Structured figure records
* BEGIN *

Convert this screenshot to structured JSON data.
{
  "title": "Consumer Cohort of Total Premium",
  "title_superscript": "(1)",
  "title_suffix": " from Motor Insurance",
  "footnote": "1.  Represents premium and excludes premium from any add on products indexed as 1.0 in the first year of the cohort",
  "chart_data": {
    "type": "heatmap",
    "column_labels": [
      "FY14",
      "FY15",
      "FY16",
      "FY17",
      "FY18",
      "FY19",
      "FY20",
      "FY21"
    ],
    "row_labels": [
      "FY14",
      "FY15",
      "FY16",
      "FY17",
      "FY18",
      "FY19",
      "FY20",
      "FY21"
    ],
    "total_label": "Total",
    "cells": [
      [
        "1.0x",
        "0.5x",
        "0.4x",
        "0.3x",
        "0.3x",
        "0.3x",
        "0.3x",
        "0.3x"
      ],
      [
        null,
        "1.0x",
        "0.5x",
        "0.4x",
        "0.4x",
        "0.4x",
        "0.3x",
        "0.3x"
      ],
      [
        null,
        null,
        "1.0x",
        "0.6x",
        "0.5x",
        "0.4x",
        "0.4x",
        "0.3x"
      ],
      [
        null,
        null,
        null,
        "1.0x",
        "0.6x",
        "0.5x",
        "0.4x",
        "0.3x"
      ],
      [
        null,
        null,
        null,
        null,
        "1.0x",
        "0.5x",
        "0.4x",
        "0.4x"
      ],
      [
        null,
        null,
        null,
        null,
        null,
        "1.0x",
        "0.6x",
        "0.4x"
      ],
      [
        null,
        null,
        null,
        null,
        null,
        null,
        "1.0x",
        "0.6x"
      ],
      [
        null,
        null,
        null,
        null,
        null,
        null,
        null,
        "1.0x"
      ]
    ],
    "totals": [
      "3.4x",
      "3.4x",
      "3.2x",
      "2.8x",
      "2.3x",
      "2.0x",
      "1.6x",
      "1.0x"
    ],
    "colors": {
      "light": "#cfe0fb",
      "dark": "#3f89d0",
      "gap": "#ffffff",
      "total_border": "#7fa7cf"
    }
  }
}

* END *

▸ **TASK TO CARRY OUT**
Scan the material above. Extract every line in which the word "from" occurs.

▸ **RESPONSE TO THE EXERCISE**
  "title_suffix": " from Motor Insurance",
  "footnote": "1.  Represents premium and excludes premium from any add on products indexed as 1.0 in the first year of the cohort",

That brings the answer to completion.